> [WORK TO DO]:
Your answer must consist solely of the number of lines that contain the word "from".

> [ENTRIES PROVIDED]:
☆ ☆ ☆ ☆ ☆ ☆ ☆

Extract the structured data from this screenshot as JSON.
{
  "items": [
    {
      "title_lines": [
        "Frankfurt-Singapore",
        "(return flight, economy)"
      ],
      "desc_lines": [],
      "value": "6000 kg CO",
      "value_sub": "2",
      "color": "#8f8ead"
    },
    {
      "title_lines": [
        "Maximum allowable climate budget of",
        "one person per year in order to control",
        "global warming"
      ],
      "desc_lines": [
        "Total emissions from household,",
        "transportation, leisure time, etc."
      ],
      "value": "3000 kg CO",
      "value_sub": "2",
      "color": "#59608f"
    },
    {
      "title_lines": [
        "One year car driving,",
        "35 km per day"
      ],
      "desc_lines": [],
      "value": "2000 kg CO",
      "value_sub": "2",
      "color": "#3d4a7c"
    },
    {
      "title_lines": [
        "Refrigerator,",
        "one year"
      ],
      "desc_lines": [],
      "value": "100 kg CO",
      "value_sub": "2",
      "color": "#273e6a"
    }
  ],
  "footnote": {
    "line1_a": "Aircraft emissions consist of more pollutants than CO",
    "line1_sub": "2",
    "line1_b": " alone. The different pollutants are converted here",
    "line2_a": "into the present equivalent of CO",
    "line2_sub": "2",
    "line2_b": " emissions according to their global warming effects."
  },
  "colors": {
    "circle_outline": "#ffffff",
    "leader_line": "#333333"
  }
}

☆ ☆ ☆ ☆ ☆ ☆ ☆

> [WORKED SOLUTION]:
2